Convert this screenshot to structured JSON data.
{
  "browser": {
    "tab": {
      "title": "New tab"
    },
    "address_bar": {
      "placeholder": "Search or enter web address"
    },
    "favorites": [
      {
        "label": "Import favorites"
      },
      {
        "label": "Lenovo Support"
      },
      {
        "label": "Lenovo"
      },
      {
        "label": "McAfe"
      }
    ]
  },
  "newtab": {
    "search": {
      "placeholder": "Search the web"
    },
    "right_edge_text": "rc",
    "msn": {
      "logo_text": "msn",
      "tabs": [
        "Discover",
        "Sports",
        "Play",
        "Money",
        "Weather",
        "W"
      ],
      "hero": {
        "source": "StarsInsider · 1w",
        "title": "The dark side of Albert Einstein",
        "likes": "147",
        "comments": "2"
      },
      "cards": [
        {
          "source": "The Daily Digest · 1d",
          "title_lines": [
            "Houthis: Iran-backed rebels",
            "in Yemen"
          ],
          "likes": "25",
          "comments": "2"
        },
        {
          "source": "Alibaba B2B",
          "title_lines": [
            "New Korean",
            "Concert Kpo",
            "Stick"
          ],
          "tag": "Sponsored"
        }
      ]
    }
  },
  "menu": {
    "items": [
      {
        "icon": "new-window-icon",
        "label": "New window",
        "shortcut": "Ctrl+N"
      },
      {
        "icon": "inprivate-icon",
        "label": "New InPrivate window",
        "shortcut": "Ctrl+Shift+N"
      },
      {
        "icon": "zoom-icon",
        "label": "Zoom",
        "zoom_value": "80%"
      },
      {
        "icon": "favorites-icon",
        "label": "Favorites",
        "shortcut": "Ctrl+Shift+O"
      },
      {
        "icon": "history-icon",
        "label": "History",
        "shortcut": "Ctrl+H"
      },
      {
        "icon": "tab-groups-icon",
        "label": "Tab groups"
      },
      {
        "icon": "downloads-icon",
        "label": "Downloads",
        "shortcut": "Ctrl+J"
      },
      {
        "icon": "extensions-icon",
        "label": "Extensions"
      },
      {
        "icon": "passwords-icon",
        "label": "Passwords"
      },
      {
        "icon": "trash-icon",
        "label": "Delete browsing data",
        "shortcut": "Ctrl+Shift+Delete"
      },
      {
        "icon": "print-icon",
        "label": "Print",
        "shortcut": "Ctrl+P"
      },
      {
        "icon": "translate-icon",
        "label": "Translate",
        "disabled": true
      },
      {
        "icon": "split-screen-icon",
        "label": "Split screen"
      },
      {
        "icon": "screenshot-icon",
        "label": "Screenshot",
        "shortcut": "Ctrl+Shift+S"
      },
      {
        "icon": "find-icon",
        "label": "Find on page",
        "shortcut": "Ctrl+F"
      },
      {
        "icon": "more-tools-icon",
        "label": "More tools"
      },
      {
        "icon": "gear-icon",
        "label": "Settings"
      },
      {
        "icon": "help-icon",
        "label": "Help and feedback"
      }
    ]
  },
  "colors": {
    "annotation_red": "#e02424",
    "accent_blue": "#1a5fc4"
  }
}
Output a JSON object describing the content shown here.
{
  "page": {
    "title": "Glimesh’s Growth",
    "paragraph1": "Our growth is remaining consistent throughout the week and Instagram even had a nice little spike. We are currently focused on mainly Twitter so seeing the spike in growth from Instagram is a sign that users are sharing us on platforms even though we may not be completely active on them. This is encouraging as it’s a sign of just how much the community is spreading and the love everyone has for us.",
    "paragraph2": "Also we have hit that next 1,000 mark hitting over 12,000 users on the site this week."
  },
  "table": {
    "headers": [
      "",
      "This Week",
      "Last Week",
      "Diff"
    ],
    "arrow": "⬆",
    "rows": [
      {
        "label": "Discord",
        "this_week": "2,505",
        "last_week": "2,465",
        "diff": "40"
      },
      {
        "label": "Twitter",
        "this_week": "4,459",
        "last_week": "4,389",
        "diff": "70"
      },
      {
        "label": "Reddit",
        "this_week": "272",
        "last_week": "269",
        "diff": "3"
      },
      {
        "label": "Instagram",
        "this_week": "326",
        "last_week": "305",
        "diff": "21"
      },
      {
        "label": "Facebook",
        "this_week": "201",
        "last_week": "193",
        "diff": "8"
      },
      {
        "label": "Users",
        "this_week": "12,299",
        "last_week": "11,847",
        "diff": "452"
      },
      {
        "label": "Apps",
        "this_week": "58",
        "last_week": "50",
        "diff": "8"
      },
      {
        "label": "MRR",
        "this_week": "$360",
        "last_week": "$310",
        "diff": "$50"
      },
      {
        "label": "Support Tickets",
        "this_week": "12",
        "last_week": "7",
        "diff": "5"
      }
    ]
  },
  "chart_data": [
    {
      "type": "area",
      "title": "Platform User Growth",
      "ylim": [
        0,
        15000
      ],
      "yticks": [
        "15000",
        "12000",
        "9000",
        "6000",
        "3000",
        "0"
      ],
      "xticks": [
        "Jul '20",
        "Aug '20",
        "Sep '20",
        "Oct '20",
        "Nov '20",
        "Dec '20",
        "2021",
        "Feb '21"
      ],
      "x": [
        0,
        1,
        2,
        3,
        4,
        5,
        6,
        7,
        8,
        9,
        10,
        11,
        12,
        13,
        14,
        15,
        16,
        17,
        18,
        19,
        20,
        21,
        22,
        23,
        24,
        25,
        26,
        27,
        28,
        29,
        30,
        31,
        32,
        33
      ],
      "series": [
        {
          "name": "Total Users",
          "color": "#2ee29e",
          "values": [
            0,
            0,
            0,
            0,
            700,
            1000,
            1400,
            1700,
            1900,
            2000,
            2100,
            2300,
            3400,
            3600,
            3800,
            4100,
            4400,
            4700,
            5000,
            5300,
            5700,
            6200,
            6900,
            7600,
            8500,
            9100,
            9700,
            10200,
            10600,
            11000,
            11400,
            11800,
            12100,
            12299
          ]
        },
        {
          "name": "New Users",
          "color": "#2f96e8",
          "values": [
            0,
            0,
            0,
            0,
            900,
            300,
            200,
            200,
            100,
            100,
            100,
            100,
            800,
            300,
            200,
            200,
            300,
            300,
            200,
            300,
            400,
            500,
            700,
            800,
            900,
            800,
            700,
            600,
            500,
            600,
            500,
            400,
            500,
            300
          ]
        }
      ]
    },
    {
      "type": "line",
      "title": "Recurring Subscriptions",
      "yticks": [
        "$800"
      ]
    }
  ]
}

▸ **Work required**
Send back every record, precisely as written.

▸ **Solution to the problem**
Convert this screenshot to structured JSON data.
{
  "browser": {
    "tab": {
      "title": "New tab"
    },
    "address_bar": {
      "placeholder": "Search or enter web address"
    },
    "favorites": [
      {
        "label": "Import favorites"
      },
      {
        "label": "Lenovo Support"
      },
      {
        "label": "Lenovo"
      },
      {
        "label": "McAfe"
      }
    ]
  },
  "newtab": {
    "search": {
      "placeholder": "Search the web"
    },
    "right_edge_text": "rc",
    "msn": {
      "logo_text": "msn",
      "tabs": [
        "Discover",
        "Sports",
        "Play",
        "Money",
        "Weather",
        "W"
      ],
      "hero": {
        "source": "StarsInsider · 1w",
        "title": "The dark side of Albert Einstein",
        "likes": "147",
        "comments": "2"
      },
      "cards": [
        {
          "source": "The Daily Digest · 1d",
          "title_lines": [
            "Houthis: Iran-backed rebels",
            "in Yemen"
          ],
          "likes": "25",
          "comments": "2"
        },
        {
          "source": "Alibaba B2B",
          "title_lines": [
            "New Korean",
            "Concert Kpo",
            "Stick"
          ],
          "tag": "Sponsored"
        }
      ]
    }
  },
  "menu": {
    "items": [
      {
        "icon": "new-window-icon",
        "label": "New window",
        "shortcut": "Ctrl+N"
      },
      {
        "icon": "inprivate-icon",
        "label": "New InPrivate window",
        "shortcut": "Ctrl+Shift+N"
      },
      {
        "icon": "zoom-icon",
        "label": "Zoom",
        "zoom_value": "80%"
      },
      {
        "icon": "favorites-icon",
        "label": "Favorites",
        "shortcut": "Ctrl+Shift+O"
      },
      {
        "icon": "history-icon",
        "label": "History",
        "shortcut": "Ctrl+H"
      },
      {
        "icon": "tab-groups-icon",
        "label": "Tab groups"
      },
      {
        "icon": "downloads-icon",
        "label": "Downloads",
        "shortcut": "Ctrl+J"
      },
      {
        "icon": "extensions-icon",
        "label": "Extensions"
      },
      {
        "icon": "passwords-icon",
        "label": "Passwords"
      },
      {
        "icon": "trash-icon",
        "label": "Delete browsing data",
        "shortcut": "Ctrl+Shift+Delete"
      },
      {
        "icon": "print-icon",
        "label": "Print",
        "shortcut": "Ctrl+P"
      },
      {
        "icon": "translate-icon",
        "label": "Translate",
        "disabled": true
      },
      {
        "icon": "split-screen-icon",
        "label": "Split screen"
      },
      {
        "icon": "screenshot-icon",
        "label": "Screenshot",
        "shortcut": "Ctrl+Shift+S"
      },
      {
        "icon": "find-icon",
        "label": "Find on page",
        "shortcut": "Ctrl+F"
      },
      {
        "icon": "more-tools-icon",
        "label": "More tools"
      },
      {
        "icon": "gear-icon",
        "label": "Settings"
      },
      {
        "icon": "help-icon",
        "label": "Help and feedback"
      }
    ]
  },
  "colors": {
    "annotation_red": "#e02424",
    "accent_blue": "#1a5fc4"
  }
}
Output a JSON object describing the content shown here.
{
  "page": {
    "title": "Glimesh’s Growth",
    "paragraph1": "Our growth is remaining consistent throughout the week and Instagram even had a nice little spike. We are currently focused on mainly Twitter so seeing the spike in growth from Instagram is a sign that users are sharing us on platforms even though we may not be completely active on them. This is encouraging as it’s a sign of just how much the community is spreading and the love everyone has for us.",
    "paragraph2": "Also we have hit that next 1,000 mark hitting over 12,000 users on the site this week."
  },
  "table": {
    "headers": [
      "",
      "This Week",
      "Last Week",
      "Diff"
    ],
    "arrow": "⬆",
    "rows": [
      {
        "label": "Discord",
        "this_week": "2,505",
        "last_week": "2,465",
        "diff": "40"
      },
      {
        "label": "Twitter",
        "this_week": "4,459",
        "last_week": "4,389",
        "diff": "70"
      },
      {
        "label": "Reddit",
        "this_week": "272",
        "last_week": "269",
        "diff": "3"
      },
      {
        "label": "Instagram",
        "this_week": "326",
        "last_week": "305",
        "diff": "21"
      },
      {
        "label": "Facebook",
        "this_week": "201",
        "last_week": "193",
        "diff": "8"
      },
      {
        "label": "Users",
        "this_week": "12,299",
        "last_week": "11,847",
        "diff": "452"
      },
      {
        "label": "Apps",
        "this_week": "58",
        "last_week": "50",
        "diff": "8"
      },
      {
        "label": "MRR",
        "this_week": "$360",
        "last_week": "$310",
        "diff": "$50"
      },
      {
        "label": "Support Tickets",
        "this_week": "12",
        "last_week": "7",
        "diff": "5"
      }
    ]
  },
  "chart_data": [
    {
      "type": "area",
      "title": "Platform User Growth",
      "ylim": [
        0,
        15000
      ],
      "yticks": [
        "15000",
        "12000",
        "9000",
        "6000",
        "3000",
        "0"
      ],
      "xticks": [
        "Jul '20",
        "Aug '20",
        "Sep '20",
        "Oct '20",
        "Nov '20",
        "Dec '20",
        "2021",
        "Feb '21"
      ],
      "x": [
        0,
        1,
        2,
        3,
        4,
        5,
        6,
        7,
        8,
        9,
        10,
        11,
        12,
        13,
        14,
        15,
        16,
        17,
        18,
        19,
        20,
        21,
        22,
        23,
        24,
        25,
        26,
        27,
        28,
        29,
        30,
        31,
        32,
        33
      ],
      "series": [
        {
          "name": "Total Users",
          "color": "#2ee29e",
          "values": [
            0,
            0,
            0,
            0,
            700,
            1000,
            1400,
            1700,
            1900,
            2000,
            2100,
            2300,
            3400,
            3600,
            3800,
            4100,
            4400,
            4700,
            5000,
            5300,
            5700,
            6200,
            6900,
            7600,
            8500,
            9100,
            9700,
            10200,
            10600,
            11000,
            11400,
            11800,
            12100,
            12299
          ]
        },
        {
          "name": "New Users",
          "color": "#2f96e8",
          "values": [
            0,
            0,
            0,
            0,
            900,
            300,
            200,
            200,
            100,
            100,
            100,
            100,
            800,
            300,
            200,
            200,
            300,
            300,
            200,
            300,
            400,
            500,
            700,
            800,
            900,
            800,
            700,
            600,
            500,
            600,
            500,
            400,
            500,
            300
          ]
        }
      ]
    },
    {
      "type": "line",
      "title": "Recurring Subscriptions",
      "yticks": [
        "$800"
      ]
    }
  ]
}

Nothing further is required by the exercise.